Quote the records in full and leave their pictures out.

• **Provided information**

══════

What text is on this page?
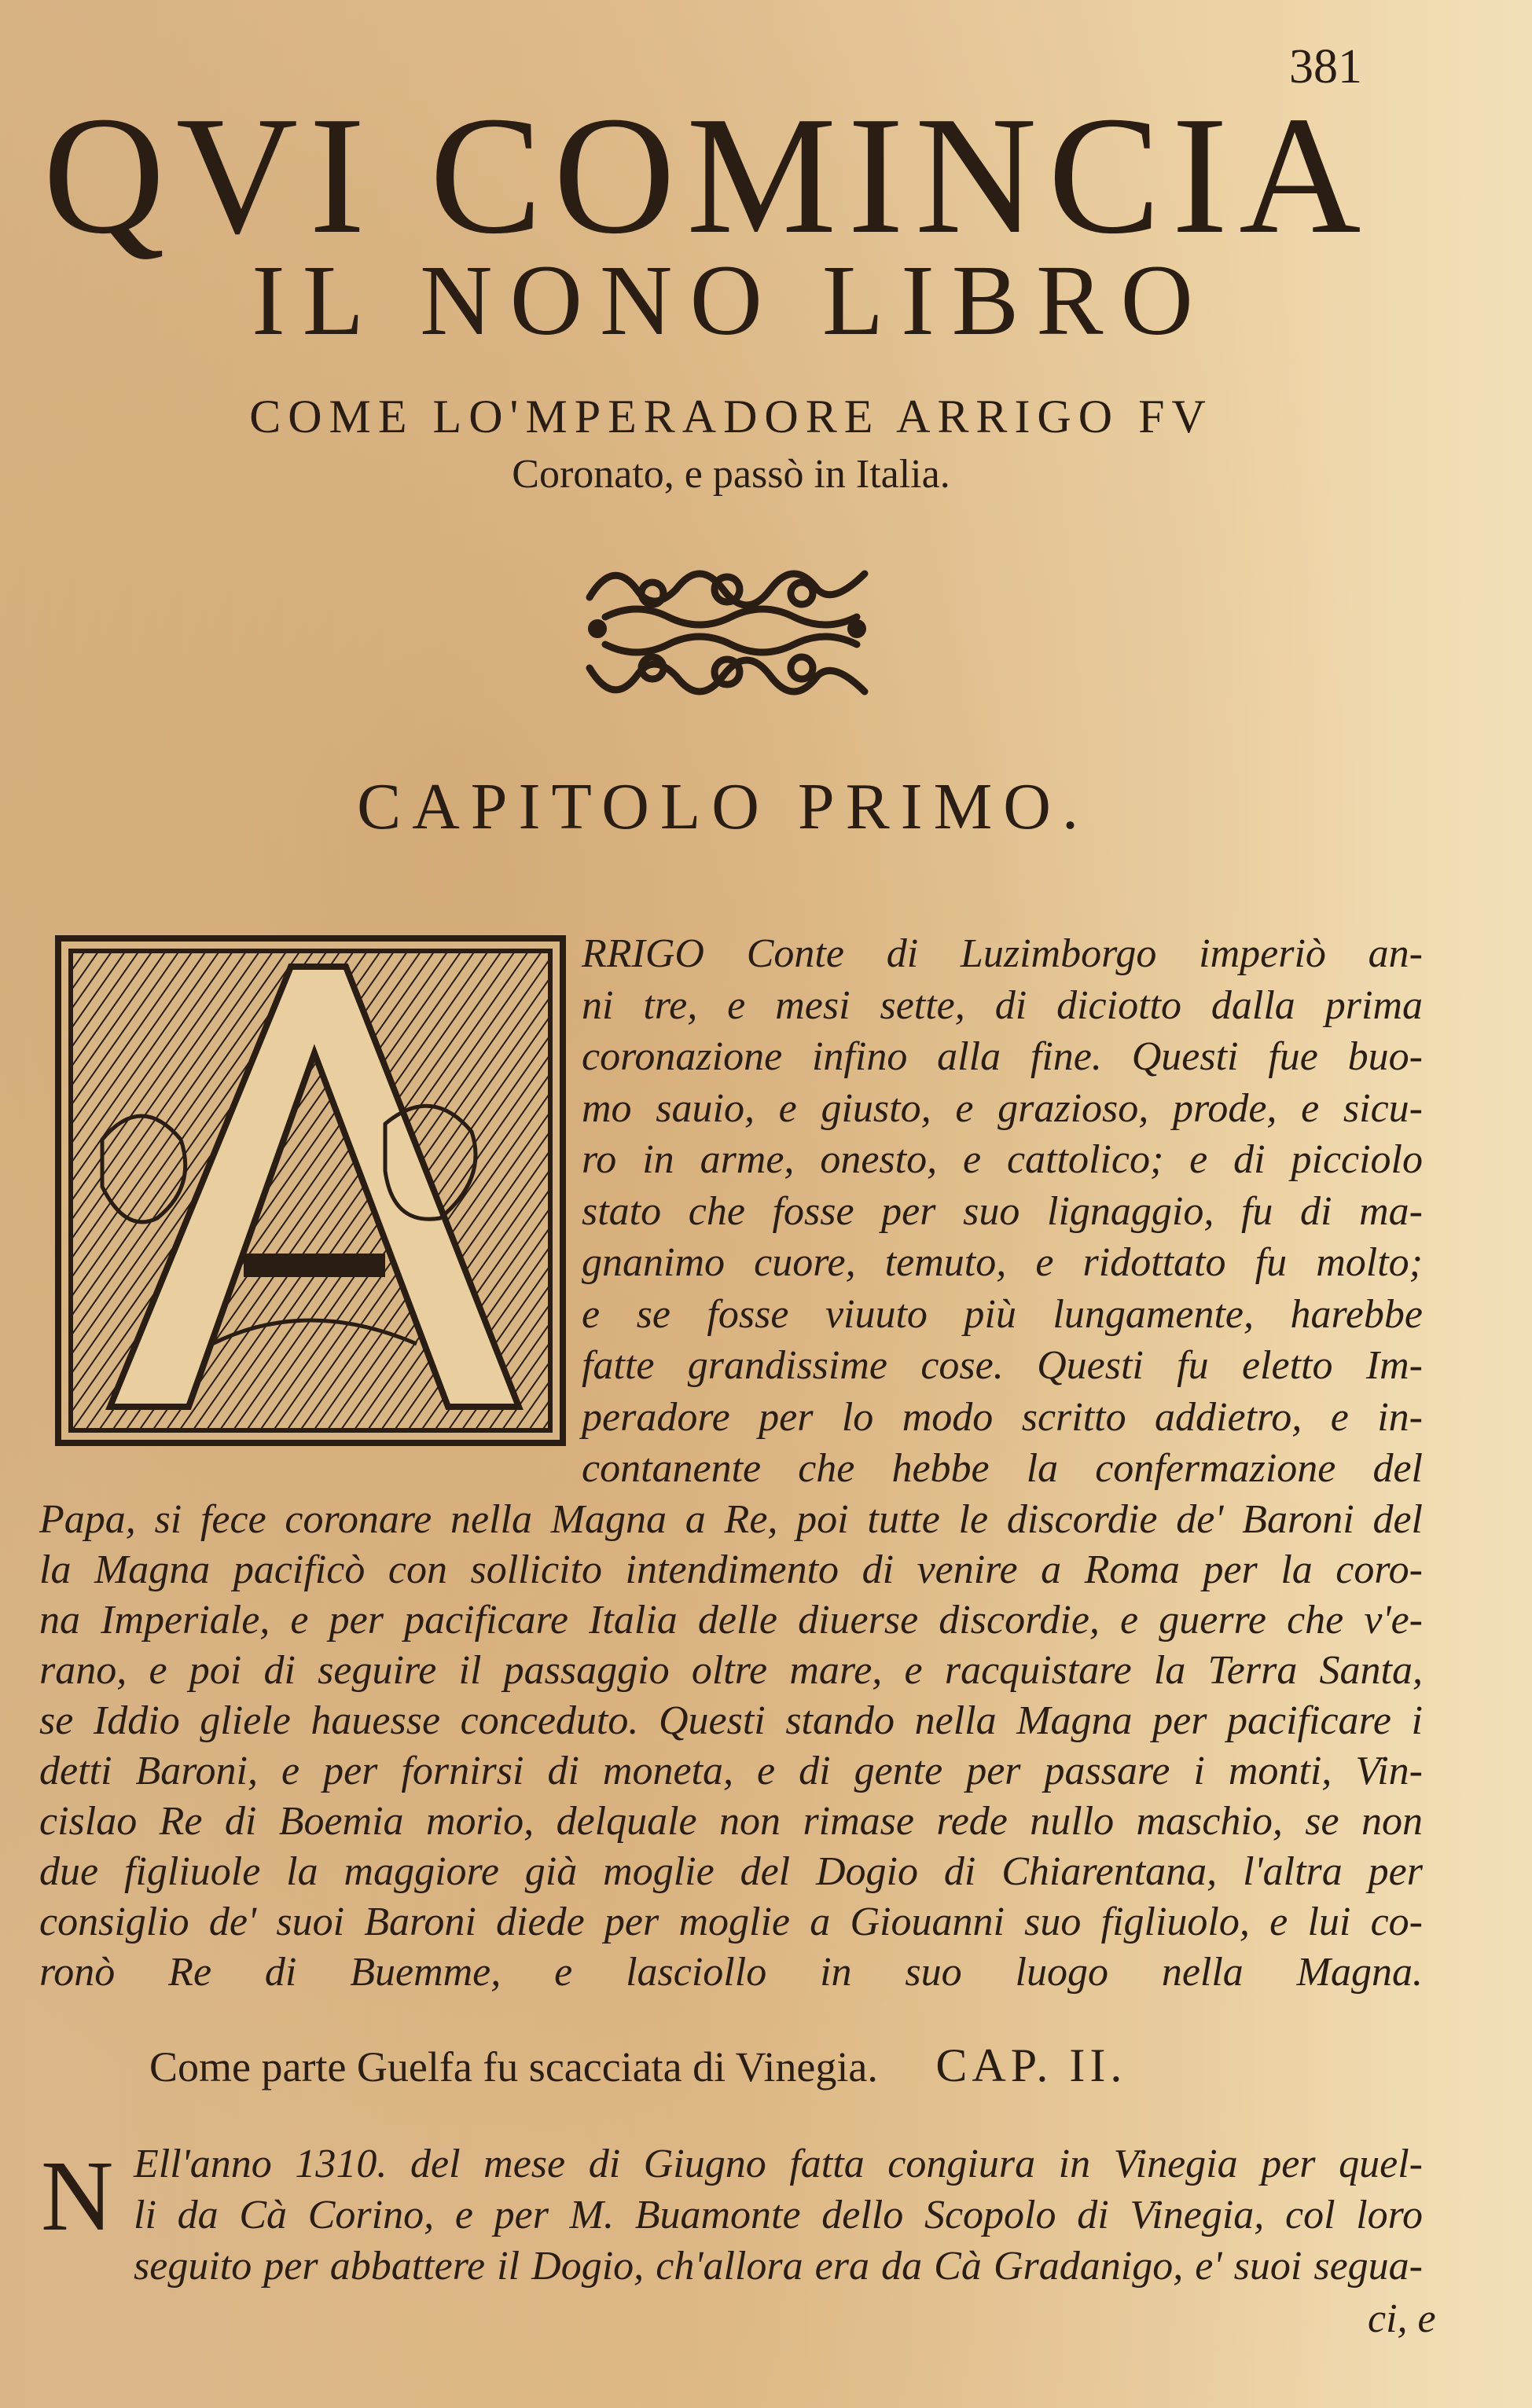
381
QVI COMINCIA
IL NONO LIBRO
COME LO'MPERADORE ARRIGO FV
Coronato, e passò in Italia.
CAPITOLO PRIMO.
N
RRIGO Conte di Luzimborgo imperiò an-
ni tre, e mesi sette, di diciotto dalla prima
coronazione infino alla fine. Questi fue buo-
mo sauio, e giusto, e grazioso, prode, e sicu-
ro in arme, onesto, e cattolico; e di picciolo
stato che fosse per suo lignaggio, fu di ma-
gnanimo cuore, temuto, e ridottato fu molto;
e se fosse viuuto più lungamente, harebbe
fatte grandissime cose. Questi fu eletto Im-
peradore per lo modo scritto addietro, e in-
contanente che hebbe la confermazione del
Papa, si fece coronare nella Magna a Re, poi tutte le discordie de' Baroni del
la Magna pacificò con sollicito intendimento di venire a Roma per la coro-
na Imperiale, e per pacificare Italia delle diuerse discordie, e guerre che v'e-
rano, e poi di seguire il passaggio oltre mare, e racquistare la Terra Santa,
se Iddio gliele hauesse conceduto. Questi stando nella Magna per pacificare i
detti Baroni, e per fornirsi di moneta, e di gente per passare i monti, Vin-
cislao Re di Boemia morio, delquale non rimase rede nullo maschio, se non
due figliuole la maggiore già moglie del Dogio di Chiarentana, l'altra per
consiglio de' suoi Baroni diede per moglie a Giouanni suo figliuolo, e lui co-
ronò Re di Buemme, e lasciollo in suo luogo nella Magna.
Ell'anno 1310. del mese di Giugno fatta congiura in Vinegia per quel-
li da Cà Corino, e per M. Buamonte dello Scopolo di Vinegia, col loro
seguito per abbattere il Dogio, ch'allora era da Cà Gradanigo, e' suoi segua-
Come parte Guelfa fu scacciata di Vinegia. CAP. II.
ci, e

══════

• **Full solution**
What text is on this page?
381
QVI COMINCIA
IL NONO LIBRO
COME LO'MPERADORE ARRIGO FV
Coronato, e passò in Italia.
CAPITOLO PRIMO.
N
RRIGO Conte di Luzimborgo imperiò an-
ni tre, e mesi sette, di diciotto dalla prima
coronazione infino alla fine. Questi fue buo-
mo sauio, e giusto, e grazioso, prode, e sicu-
ro in arme, onesto, e cattolico; e di picciolo
stato che fosse per suo lignaggio, fu di ma-
gnanimo cuore, temuto, e ridottato fu molto;
e se fosse viuuto più lungamente, harebbe
fatte grandissime cose. Questi fu eletto Im-
peradore per lo modo scritto addietro, e in-
contanente che hebbe la confermazione del
Papa, si fece coronare nella Magna a Re, poi tutte le discordie de' Baroni del
la Magna pacificò con sollicito intendimento di venire a Roma per la coro-
na Imperiale, e per pacificare Italia delle diuerse discordie, e guerre che v'e-
rano, e poi di seguire il passaggio oltre mare, e racquistare la Terra Santa,
se Iddio gliele hauesse conceduto. Questi stando nella Magna per pacificare i
detti Baroni, e per fornirsi di moneta, e di gente per passare i monti, Vin-
cislao Re di Boemia morio, delquale non rimase rede nullo maschio, se non
due figliuole la maggiore già moglie del Dogio di Chiarentana, l'altra per
consiglio de' suoi Baroni diede per moglie a Giouanni suo figliuolo, e lui co-
ronò Re di Buemme, e lasciollo in suo luogo nella Magna.
Ell'anno 1310. del mese di Giugno fatta congiura in Vinegia per quel-
li da Cà Corino, e per M. Buamonte dello Scopolo di Vinegia, col loro
seguito per abbattere il Dogio, ch'allora era da Cà Gradanigo, e' suoi segua-
Come parte Guelfa fu scacciata di Vinegia. CAP. II.
ci, e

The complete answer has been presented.